## Problem to work on
Search the records for "this". Copy every line where it appears.

## Input records
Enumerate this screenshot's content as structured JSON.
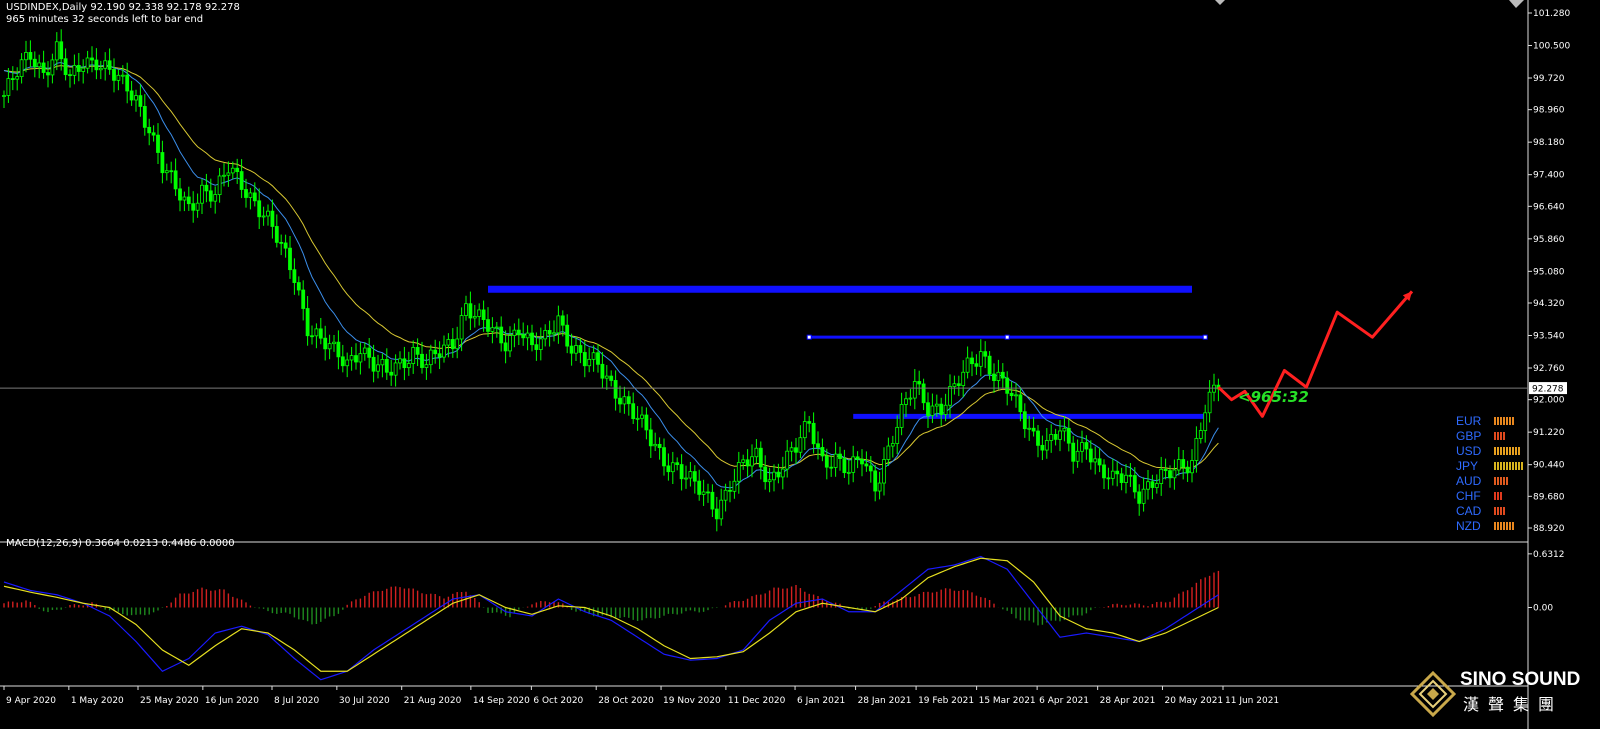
{
  "header": {
    "symbol_line": "USDINDEX,Daily  92.190 92.338 92.178 92.278",
    "timer_line": "965 minutes 32 seconds left to bar end",
    "macd_line": "MACD(12,26,9) 0.3664 0.0213 0.4486 0.0000"
  },
  "timer_label": "<965:32",
  "current_price_label": "92.278",
  "price_axis": [
    "101.280",
    "100.500",
    "99.720",
    "98.960",
    "98.180",
    "97.400",
    "96.640",
    "95.860",
    "95.080",
    "94.320",
    "93.540",
    "92.760",
    "92.000",
    "91.220",
    "90.440",
    "89.680",
    "88.920"
  ],
  "macd_axis": [
    "0.6312",
    "0.00"
  ],
  "date_axis": [
    "9 Apr 2020",
    "1 May 2020",
    "25 May 2020",
    "16 Jun 2020",
    "8 Jul 2020",
    "30 Jul 2020",
    "21 Aug 2020",
    "14 Sep 2020",
    "6 Oct 2020",
    "28 Oct 2020",
    "19 Nov 2020",
    "11 Dec 2020",
    "6 Jan 2021",
    "28 Jan 2021",
    "19 Feb 2021",
    "15 Mar 2021",
    "6 Apr 2021",
    "28 Apr 2021",
    "20 May 2021",
    "11 Jun 2021"
  ],
  "currency_strength": [
    {
      "name": "EUR",
      "level": 7,
      "color": "#e8871e"
    },
    {
      "name": "GBP",
      "level": 4,
      "color": "#e04a1e"
    },
    {
      "name": "USD",
      "level": 9,
      "color": "#e8a01e"
    },
    {
      "name": "JPY",
      "level": 10,
      "color": "#d8b41e"
    },
    {
      "name": "AUD",
      "level": 5,
      "color": "#e05a1e"
    },
    {
      "name": "CHF",
      "level": 3,
      "color": "#e03a1e"
    },
    {
      "name": "CAD",
      "level": 4,
      "color": "#e04a1e"
    },
    {
      "name": "NZD",
      "level": 7,
      "color": "#e8871e"
    }
  ],
  "logo": {
    "name": "SINO SOUND",
    "chinese": "漢聲集團"
  },
  "colors": {
    "bull": "#00ff00",
    "ma_fast": "#3b8eea",
    "ma_slow": "#d8c832",
    "level": "#1010ff",
    "forecast": "#ff2020",
    "macd_main": "#1a1aff",
    "macd_signal": "#e6e020",
    "hist_up": "#d42020",
    "hist_down": "#1e8a1e"
  },
  "chart_data": {
    "type": "candlestick",
    "price_range": [
      88.92,
      101.28
    ],
    "closes": [
      [
        0,
        99.3
      ],
      [
        3,
        99.8
      ],
      [
        6,
        100.3
      ],
      [
        9,
        99.9
      ],
      [
        12,
        100.4
      ],
      [
        15,
        99.6
      ],
      [
        18,
        100.1
      ],
      [
        21,
        100.2
      ],
      [
        24,
        99.9
      ],
      [
        27,
        99.5
      ],
      [
        30,
        99.2
      ],
      [
        33,
        98.6
      ],
      [
        36,
        97.6
      ],
      [
        39,
        97.0
      ],
      [
        42,
        96.6
      ],
      [
        45,
        97.1
      ],
      [
        48,
        96.9
      ],
      [
        51,
        97.5
      ],
      [
        54,
        97.2
      ],
      [
        57,
        96.8
      ],
      [
        60,
        96.3
      ],
      [
        63,
        95.6
      ],
      [
        66,
        95.0
      ],
      [
        69,
        93.8
      ],
      [
        72,
        93.4
      ],
      [
        75,
        93.1
      ],
      [
        78,
        92.9
      ],
      [
        81,
        93.3
      ],
      [
        84,
        92.8
      ],
      [
        87,
        92.6
      ],
      [
        90,
        92.9
      ],
      [
        93,
        93.2
      ],
      [
        96,
        92.8
      ],
      [
        99,
        93.1
      ],
      [
        102,
        93.4
      ],
      [
        105,
        94.3
      ],
      [
        108,
        93.9
      ],
      [
        111,
        93.6
      ],
      [
        114,
        93.4
      ],
      [
        117,
        93.8
      ],
      [
        120,
        93.2
      ],
      [
        123,
        93.4
      ],
      [
        126,
        94.0
      ],
      [
        129,
        93.3
      ],
      [
        132,
        92.9
      ],
      [
        135,
        92.8
      ],
      [
        138,
        92.4
      ],
      [
        141,
        92.0
      ],
      [
        144,
        91.5
      ],
      [
        147,
        91.0
      ],
      [
        150,
        90.6
      ],
      [
        153,
        90.4
      ],
      [
        156,
        90.0
      ],
      [
        159,
        89.7
      ],
      [
        162,
        89.4
      ],
      [
        165,
        90.0
      ],
      [
        168,
        90.4
      ],
      [
        171,
        90.6
      ],
      [
        174,
        90.1
      ],
      [
        177,
        90.5
      ],
      [
        180,
        90.8
      ],
      [
        183,
        91.4
      ],
      [
        186,
        90.6
      ],
      [
        189,
        90.6
      ],
      [
        192,
        90.2
      ],
      [
        195,
        90.6
      ],
      [
        198,
        90.0
      ],
      [
        201,
        90.8
      ],
      [
        204,
        91.6
      ],
      [
        207,
        92.4
      ],
      [
        210,
        91.9
      ],
      [
        213,
        91.8
      ],
      [
        216,
        92.2
      ],
      [
        219,
        92.8
      ],
      [
        222,
        93.2
      ],
      [
        225,
        92.6
      ],
      [
        228,
        92.2
      ],
      [
        231,
        91.7
      ],
      [
        234,
        91.2
      ],
      [
        237,
        90.9
      ],
      [
        240,
        91.2
      ],
      [
        243,
        90.7
      ],
      [
        246,
        91.0
      ],
      [
        249,
        90.3
      ],
      [
        252,
        90.0
      ],
      [
        255,
        90.2
      ],
      [
        258,
        89.8
      ],
      [
        261,
        90.0
      ],
      [
        264,
        90.1
      ],
      [
        267,
        90.4
      ],
      [
        270,
        90.6
      ],
      [
        273,
        91.8
      ],
      [
        276,
        92.3
      ]
    ],
    "levels": [
      {
        "price": 94.65,
        "from": 110,
        "to": 270,
        "weight": "thick"
      },
      {
        "price": 93.5,
        "from": 183,
        "to": 273,
        "weight": "thin"
      },
      {
        "price": 91.6,
        "from": 193,
        "to": 273,
        "weight": "medium"
      }
    ],
    "forecast": [
      [
        276,
        92.3
      ],
      [
        279,
        92.0
      ],
      [
        282,
        92.2
      ],
      [
        286,
        91.6
      ],
      [
        291,
        92.7
      ],
      [
        296,
        92.3
      ],
      [
        303,
        94.1
      ],
      [
        311,
        93.5
      ],
      [
        320,
        94.6
      ]
    ],
    "macd": {
      "range": [
        -0.9,
        0.7
      ],
      "hist": [
        [
          0,
          0.05
        ],
        [
          5,
          0.08
        ],
        [
          10,
          -0.06
        ],
        [
          15,
          0.02
        ],
        [
          20,
          0.05
        ],
        [
          25,
          -0.05
        ],
        [
          30,
          -0.1
        ],
        [
          35,
          -0.05
        ],
        [
          40,
          0.15
        ],
        [
          45,
          0.22
        ],
        [
          50,
          0.2
        ],
        [
          55,
          0.05
        ],
        [
          60,
          -0.05
        ],
        [
          65,
          -0.08
        ],
        [
          70,
          -0.2
        ],
        [
          75,
          -0.1
        ],
        [
          80,
          0.1
        ],
        [
          85,
          0.2
        ],
        [
          90,
          0.25
        ],
        [
          95,
          0.18
        ],
        [
          100,
          0.12
        ],
        [
          105,
          0.2
        ],
        [
          110,
          -0.05
        ],
        [
          115,
          -0.1
        ],
        [
          120,
          0.05
        ],
        [
          125,
          0.08
        ],
        [
          130,
          -0.04
        ],
        [
          135,
          -0.1
        ],
        [
          140,
          -0.12
        ],
        [
          145,
          -0.15
        ],
        [
          150,
          -0.1
        ],
        [
          155,
          -0.05
        ],
        [
          160,
          -0.04
        ],
        [
          165,
          0.05
        ],
        [
          170,
          0.12
        ],
        [
          175,
          0.22
        ],
        [
          180,
          0.25
        ],
        [
          185,
          0.12
        ],
        [
          190,
          0.03
        ],
        [
          195,
          -0.04
        ],
        [
          200,
          0.06
        ],
        [
          205,
          0.12
        ],
        [
          210,
          0.18
        ],
        [
          215,
          0.22
        ],
        [
          220,
          0.18
        ],
        [
          225,
          0.05
        ],
        [
          230,
          -0.12
        ],
        [
          235,
          -0.2
        ],
        [
          240,
          -0.15
        ],
        [
          245,
          -0.08
        ],
        [
          250,
          0.02
        ],
        [
          255,
          0.04
        ],
        [
          260,
          0.03
        ],
        [
          265,
          0.08
        ],
        [
          270,
          0.25
        ],
        [
          275,
          0.42
        ]
      ],
      "main": [
        [
          0,
          0.3
        ],
        [
          6,
          0.2
        ],
        [
          12,
          0.15
        ],
        [
          18,
          0.05
        ],
        [
          24,
          -0.1
        ],
        [
          30,
          -0.4
        ],
        [
          36,
          -0.75
        ],
        [
          42,
          -0.6
        ],
        [
          48,
          -0.3
        ],
        [
          54,
          -0.22
        ],
        [
          60,
          -0.32
        ],
        [
          66,
          -0.6
        ],
        [
          72,
          -0.85
        ],
        [
          78,
          -0.75
        ],
        [
          84,
          -0.5
        ],
        [
          90,
          -0.3
        ],
        [
          96,
          -0.1
        ],
        [
          102,
          0.1
        ],
        [
          108,
          0.15
        ],
        [
          114,
          -0.05
        ],
        [
          120,
          -0.1
        ],
        [
          126,
          0.1
        ],
        [
          132,
          -0.05
        ],
        [
          138,
          -0.15
        ],
        [
          144,
          -0.35
        ],
        [
          150,
          -0.55
        ],
        [
          156,
          -0.62
        ],
        [
          162,
          -0.6
        ],
        [
          168,
          -0.5
        ],
        [
          174,
          -0.15
        ],
        [
          180,
          0.05
        ],
        [
          186,
          0.1
        ],
        [
          192,
          -0.05
        ],
        [
          198,
          -0.05
        ],
        [
          204,
          0.2
        ],
        [
          210,
          0.45
        ],
        [
          216,
          0.5
        ],
        [
          222,
          0.6
        ],
        [
          228,
          0.45
        ],
        [
          234,
          0.05
        ],
        [
          240,
          -0.35
        ],
        [
          246,
          -0.3
        ],
        [
          252,
          -0.35
        ],
        [
          258,
          -0.4
        ],
        [
          264,
          -0.25
        ],
        [
          270,
          -0.05
        ],
        [
          276,
          0.15
        ]
      ],
      "signal": [
        [
          0,
          0.25
        ],
        [
          6,
          0.18
        ],
        [
          12,
          0.12
        ],
        [
          18,
          0.05
        ],
        [
          24,
          0.0
        ],
        [
          30,
          -0.2
        ],
        [
          36,
          -0.5
        ],
        [
          42,
          -0.68
        ],
        [
          48,
          -0.45
        ],
        [
          54,
          -0.25
        ],
        [
          60,
          -0.3
        ],
        [
          66,
          -0.5
        ],
        [
          72,
          -0.75
        ],
        [
          78,
          -0.75
        ],
        [
          84,
          -0.55
        ],
        [
          90,
          -0.35
        ],
        [
          96,
          -0.15
        ],
        [
          102,
          0.05
        ],
        [
          108,
          0.15
        ],
        [
          114,
          0.0
        ],
        [
          120,
          -0.08
        ],
        [
          126,
          0.02
        ],
        [
          132,
          0.0
        ],
        [
          138,
          -0.1
        ],
        [
          144,
          -0.25
        ],
        [
          150,
          -0.45
        ],
        [
          156,
          -0.6
        ],
        [
          162,
          -0.58
        ],
        [
          168,
          -0.52
        ],
        [
          174,
          -0.3
        ],
        [
          180,
          -0.05
        ],
        [
          186,
          0.05
        ],
        [
          192,
          0.0
        ],
        [
          198,
          -0.05
        ],
        [
          204,
          0.1
        ],
        [
          210,
          0.35
        ],
        [
          216,
          0.48
        ],
        [
          222,
          0.58
        ],
        [
          228,
          0.55
        ],
        [
          234,
          0.3
        ],
        [
          240,
          -0.1
        ],
        [
          246,
          -0.25
        ],
        [
          252,
          -0.3
        ],
        [
          258,
          -0.4
        ],
        [
          264,
          -0.3
        ],
        [
          270,
          -0.15
        ],
        [
          276,
          0.0
        ]
      ]
    }
  }
}
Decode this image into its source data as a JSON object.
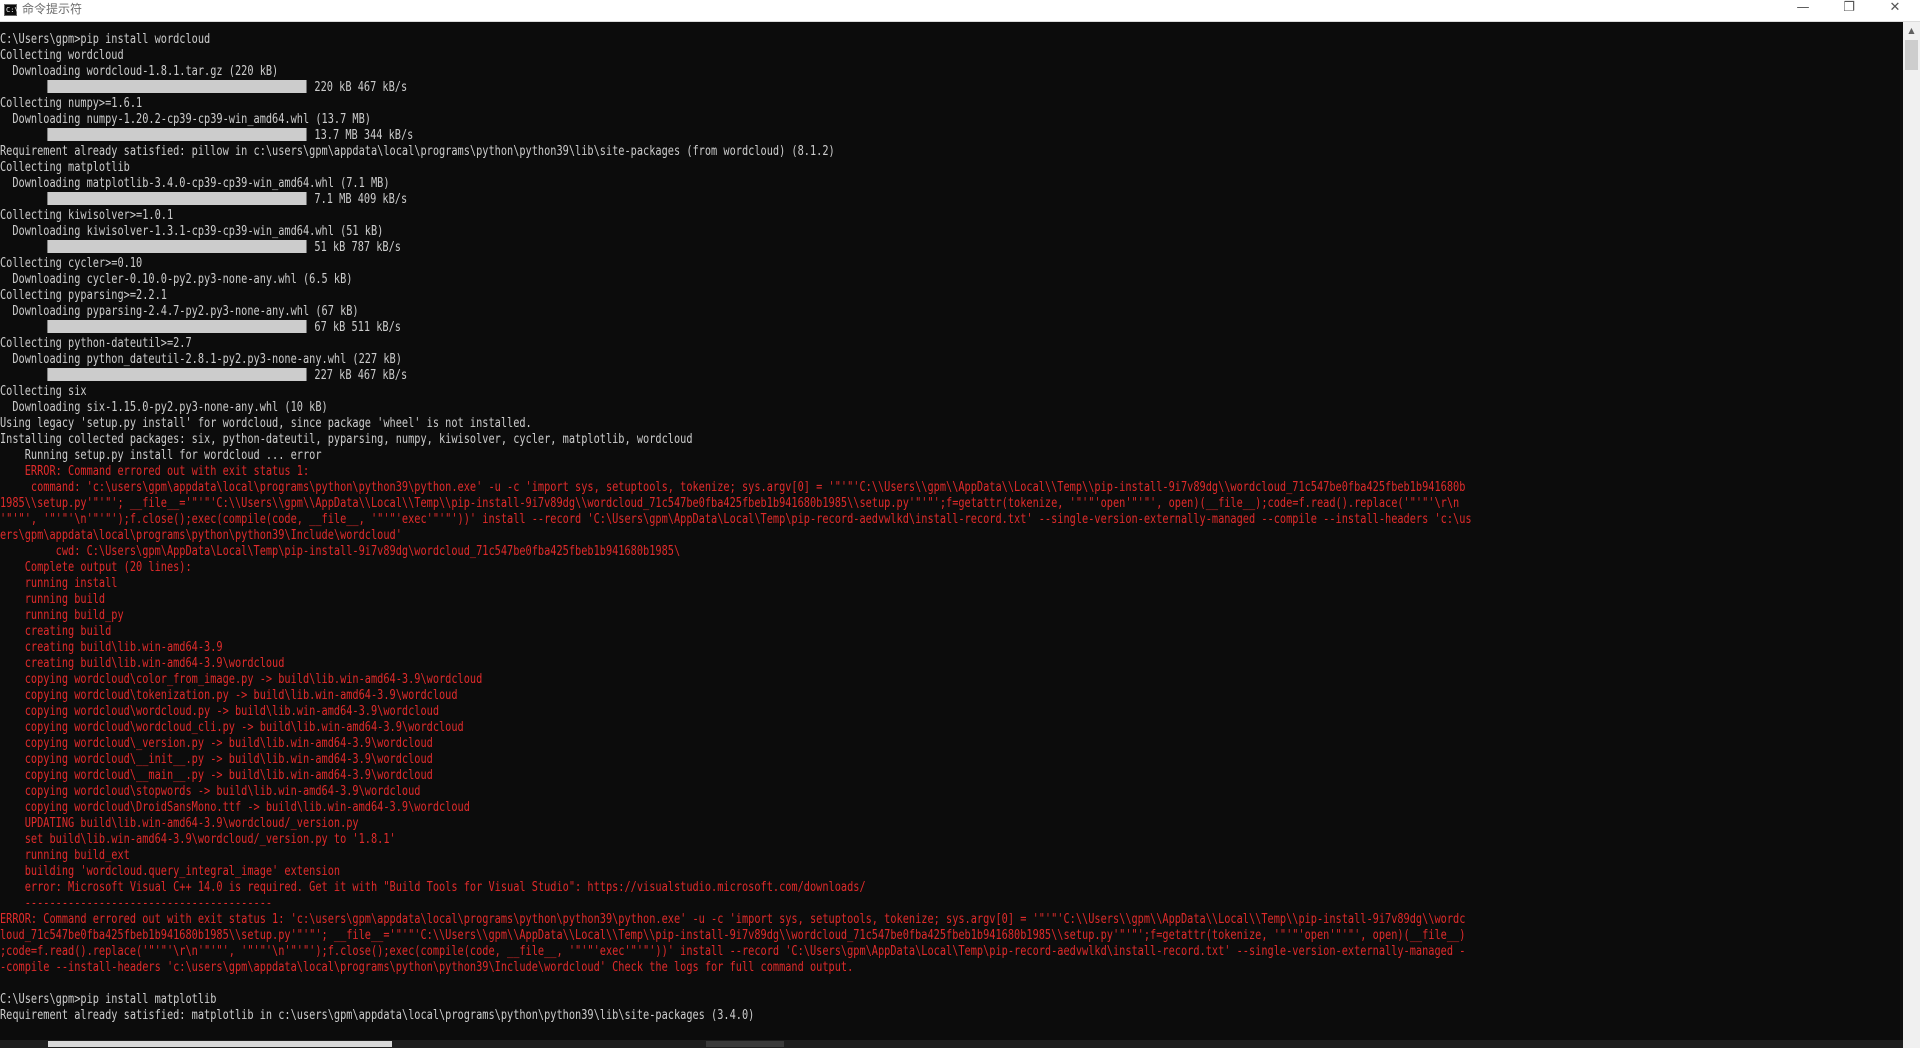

## Finished answer
Enumerate this screenshot's content as structured JSON.
Decode this image into its source data as a JSON object.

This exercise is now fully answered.